## WHAT YOU ARE ASKED TO DO
Pick out the lines containing "JSON".
------------------------------
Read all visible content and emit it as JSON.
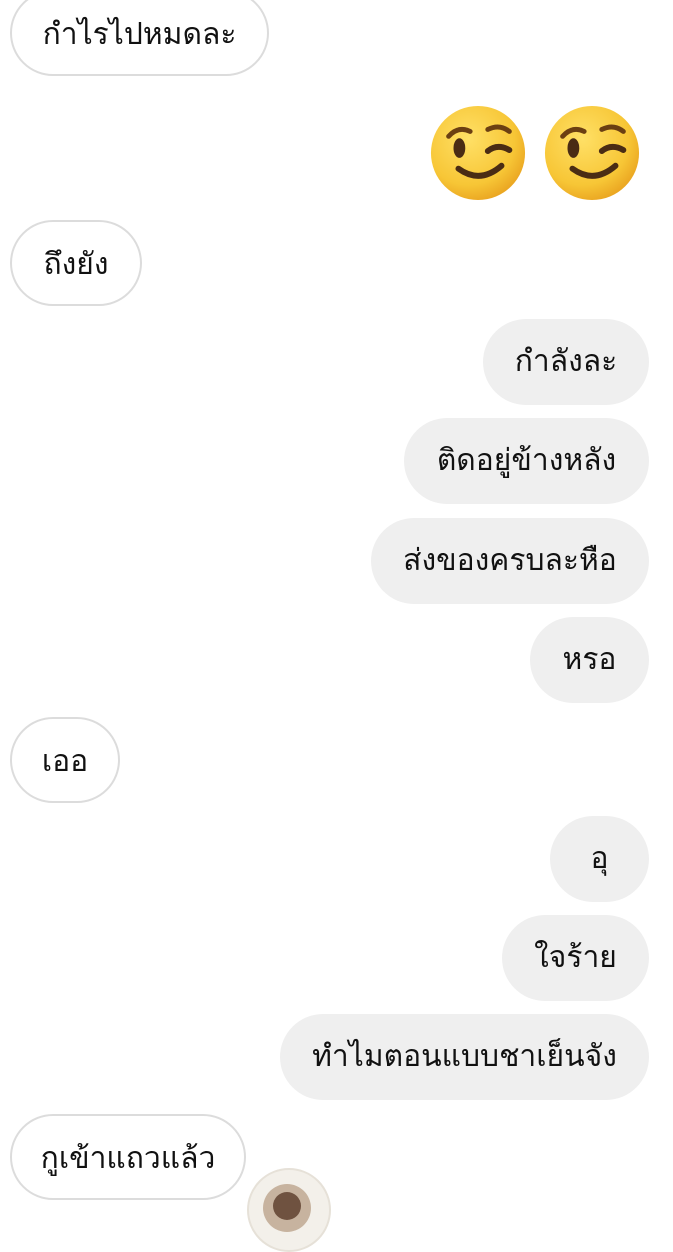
{
  "messages": [
    {
      "text": "กำไรไปหมดละ"
    },
    {
      "emoji": [
        "winking-face",
        "winking-face"
      ]
    },
    {
      "text": "ถึงยัง"
    },
    {
      "text": "กำลังละ"
    },
    {
      "text": "ติดอยู่ข้างหลัง"
    },
    {
      "text": "ส่งของครบละหือ"
    },
    {
      "text": "หรอ"
    },
    {
      "text": "เออ"
    },
    {
      "text": "อุ"
    },
    {
      "text": "ใจร้าย"
    },
    {
      "text": "ทำไมตอนแบบชาเย็นจัง"
    },
    {
      "text": "กูเข้าแถวแล้ว"
    }
  ],
  "colors": {
    "incoming_bubble_border": "#dcdcdc",
    "outgoing_bubble_bg": "#efefef",
    "text": "#111111",
    "emoji_face": "#f7c636"
  }
}
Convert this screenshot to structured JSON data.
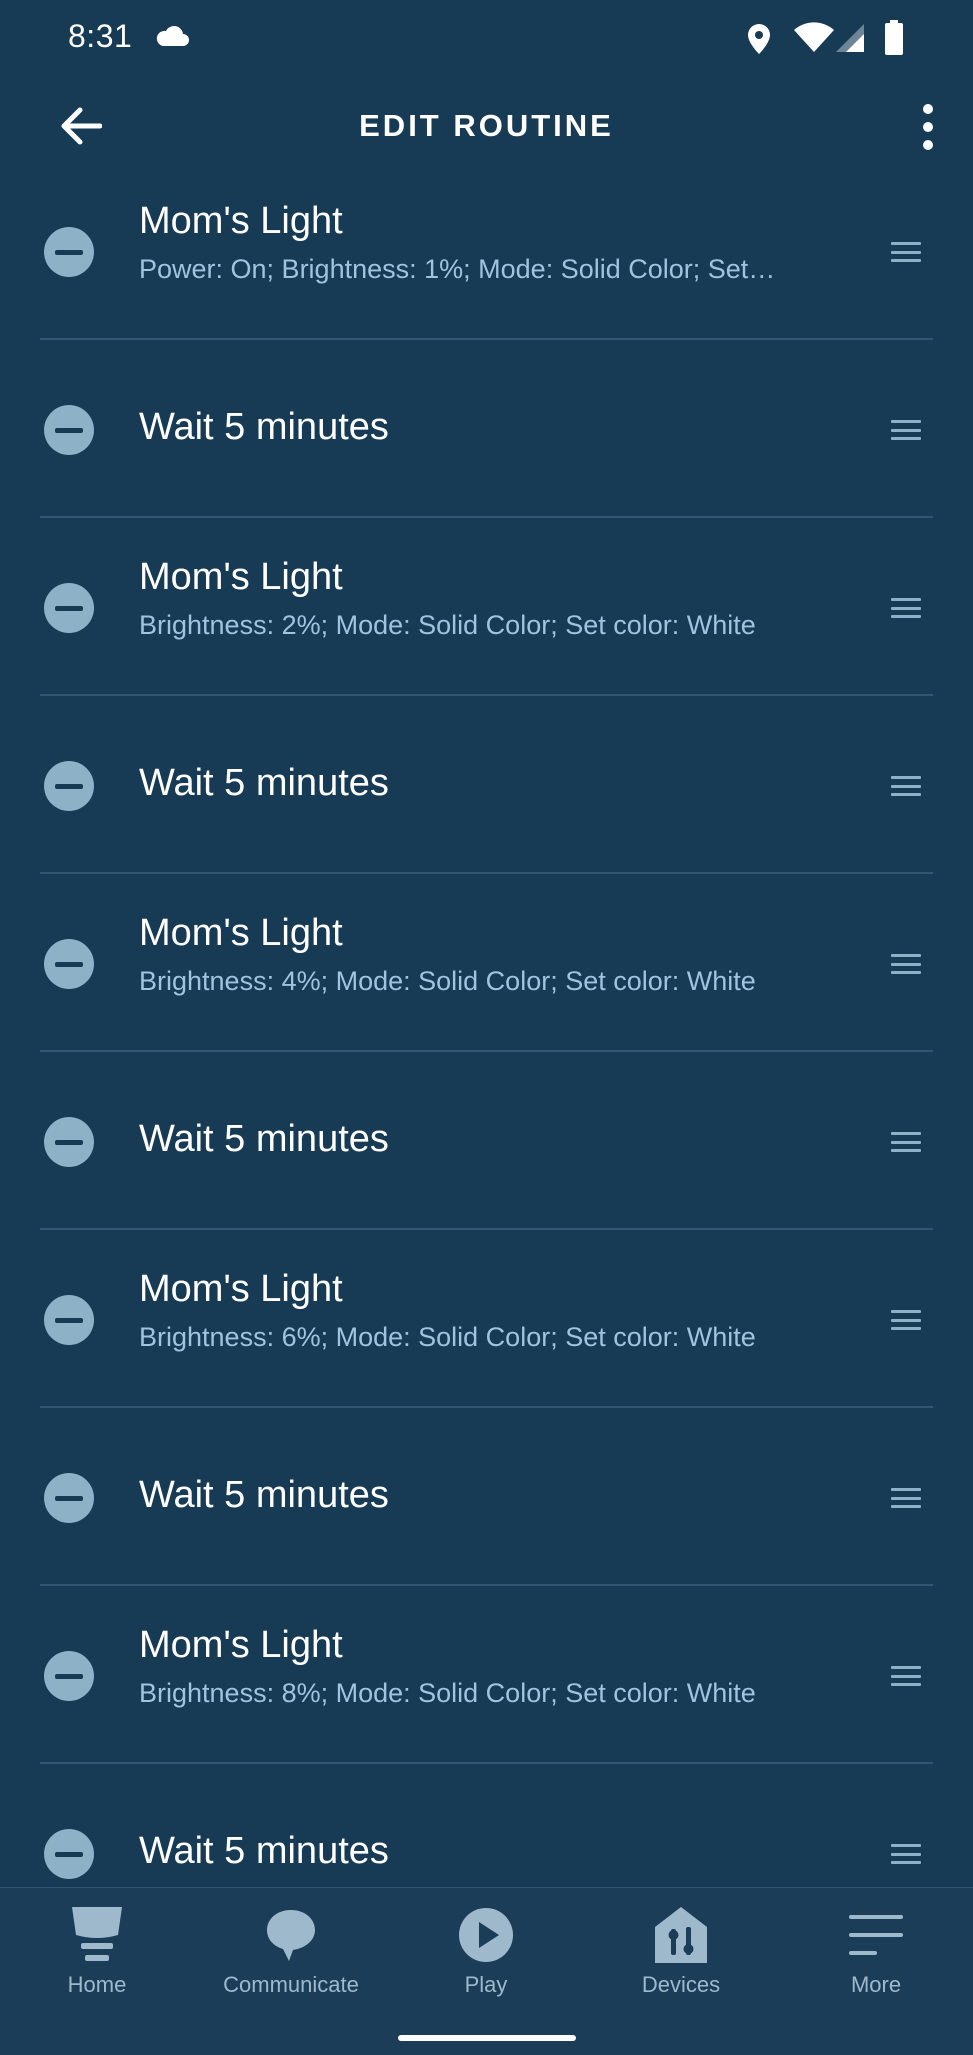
{
  "status_bar": {
    "time": "8:31"
  },
  "app_bar": {
    "title": "EDIT ROUTINE"
  },
  "routine_steps": [
    {
      "title": "Mom's Light",
      "subtitle": "Power: On; Brightness: 1%; Mode: Solid Color; Set…"
    },
    {
      "title": "Wait 5 minutes",
      "subtitle": ""
    },
    {
      "title": "Mom's Light",
      "subtitle": "Brightness: 2%; Mode: Solid Color; Set color: White"
    },
    {
      "title": "Wait 5 minutes",
      "subtitle": ""
    },
    {
      "title": "Mom's Light",
      "subtitle": "Brightness: 4%; Mode: Solid Color; Set color: White"
    },
    {
      "title": "Wait 5 minutes",
      "subtitle": ""
    },
    {
      "title": "Mom's Light",
      "subtitle": "Brightness: 6%; Mode: Solid Color; Set color: White"
    },
    {
      "title": "Wait 5 minutes",
      "subtitle": ""
    },
    {
      "title": "Mom's Light",
      "subtitle": "Brightness: 8%; Mode: Solid Color; Set color: White"
    },
    {
      "title": "Wait 5 minutes",
      "subtitle": ""
    }
  ],
  "bottom_nav": {
    "items": [
      {
        "label": "Home",
        "icon": "home-icon"
      },
      {
        "label": "Communicate",
        "icon": "speech-bubble-icon"
      },
      {
        "label": "Play",
        "icon": "play-icon"
      },
      {
        "label": "Devices",
        "icon": "devices-icon"
      },
      {
        "label": "More",
        "icon": "hamburger-menu-icon"
      }
    ]
  },
  "colors": {
    "background": "#173a55",
    "nav_background": "#1b3d57",
    "divider": "#2f5774",
    "icon_accent": "#8db1c6",
    "subtitle_text": "#9ec4de",
    "nav_label": "#9eb9cc"
  }
}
------------------------------
## COMPLETE OUTPUT
Read all visible content and emit it as JSON.
Convert this screenshot to structured JSON data.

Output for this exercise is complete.